## Task requirements
Repeat the records below exactly, leaving out any pictures.

## Data provided
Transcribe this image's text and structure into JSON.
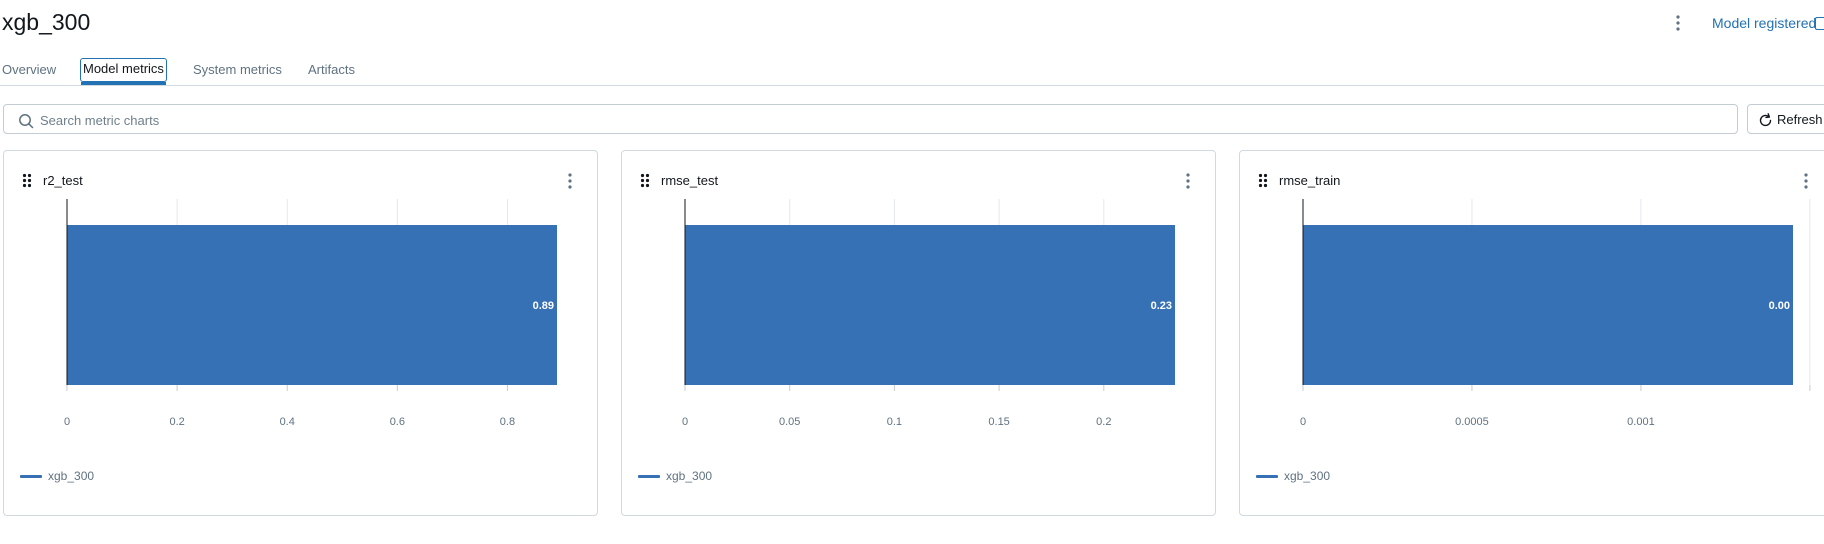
{
  "header": {
    "title": "xgb_300",
    "model_registered": "Model registered"
  },
  "tabs": [
    {
      "label": "Overview",
      "active": false
    },
    {
      "label": "Model metrics",
      "active": true
    },
    {
      "label": "System metrics",
      "active": false
    },
    {
      "label": "Artifacts",
      "active": false
    }
  ],
  "search": {
    "placeholder": "Search metric charts",
    "value": ""
  },
  "refresh_label": "Refresh",
  "colors": {
    "bar": "#3670b5",
    "accent": "#2272b4"
  },
  "chart_data": [
    {
      "type": "bar",
      "title": "r2_test",
      "orientation": "horizontal",
      "series": [
        {
          "name": "xgb_300",
          "values": [
            0.89
          ]
        }
      ],
      "bar_label": "0.89",
      "xlim": [
        0,
        0.89
      ],
      "ticks": [
        0,
        0.2,
        0.4,
        0.6,
        0.8
      ],
      "tick_labels": [
        "0",
        "0.2",
        "0.4",
        "0.6",
        "0.8"
      ],
      "grid": true,
      "legend": "bottom-left"
    },
    {
      "type": "bar",
      "title": "rmse_test",
      "orientation": "horizontal",
      "series": [
        {
          "name": "xgb_300",
          "values": [
            0.234
          ]
        }
      ],
      "bar_label": "0.23",
      "xlim": [
        0,
        0.234
      ],
      "ticks": [
        0,
        0.05,
        0.1,
        0.15,
        0.2
      ],
      "tick_labels": [
        "0",
        "0.05",
        "0.1",
        "0.15",
        "0.2"
      ],
      "grid": true,
      "legend": "bottom-left"
    },
    {
      "type": "bar",
      "title": "rmse_train",
      "orientation": "horizontal",
      "series": [
        {
          "name": "xgb_300",
          "values": [
            0.00145
          ]
        }
      ],
      "bar_label": "0.00",
      "xlim": [
        0,
        0.00145
      ],
      "ticks": [
        0,
        0.0005,
        0.001,
        0.0015
      ],
      "tick_labels": [
        "0",
        "0.0005",
        "0.001",
        ""
      ],
      "grid": true,
      "legend": "bottom-left"
    }
  ]
}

## Solved problem
Transcribe this image's text and structure into JSON.
{
  "header": {
    "title": "xgb_300",
    "model_registered": "Model registered"
  },
  "tabs": [
    {
      "label": "Overview",
      "active": false
    },
    {
      "label": "Model metrics",
      "active": true
    },
    {
      "label": "System metrics",
      "active": false
    },
    {
      "label": "Artifacts",
      "active": false
    }
  ],
  "search": {
    "placeholder": "Search metric charts",
    "value": ""
  },
  "refresh_label": "Refresh",
  "colors": {
    "bar": "#3670b5",
    "accent": "#2272b4"
  },
  "chart_data": [
    {
      "type": "bar",
      "title": "r2_test",
      "orientation": "horizontal",
      "series": [
        {
          "name": "xgb_300",
          "values": [
            0.89
          ]
        }
      ],
      "bar_label": "0.89",
      "xlim": [
        0,
        0.89
      ],
      "ticks": [
        0,
        0.2,
        0.4,
        0.6,
        0.8
      ],
      "tick_labels": [
        "0",
        "0.2",
        "0.4",
        "0.6",
        "0.8"
      ],
      "grid": true,
      "legend": "bottom-left"
    },
    {
      "type": "bar",
      "title": "rmse_test",
      "orientation": "horizontal",
      "series": [
        {
          "name": "xgb_300",
          "values": [
            0.234
          ]
        }
      ],
      "bar_label": "0.23",
      "xlim": [
        0,
        0.234
      ],
      "ticks": [
        0,
        0.05,
        0.1,
        0.15,
        0.2
      ],
      "tick_labels": [
        "0",
        "0.05",
        "0.1",
        "0.15",
        "0.2"
      ],
      "grid": true,
      "legend": "bottom-left"
    },
    {
      "type": "bar",
      "title": "rmse_train",
      "orientation": "horizontal",
      "series": [
        {
          "name": "xgb_300",
          "values": [
            0.00145
          ]
        }
      ],
      "bar_label": "0.00",
      "xlim": [
        0,
        0.00145
      ],
      "ticks": [
        0,
        0.0005,
        0.001,
        0.0015
      ],
      "tick_labels": [
        "0",
        "0.0005",
        "0.001",
        ""
      ],
      "grid": true,
      "legend": "bottom-left"
    }
  ]
}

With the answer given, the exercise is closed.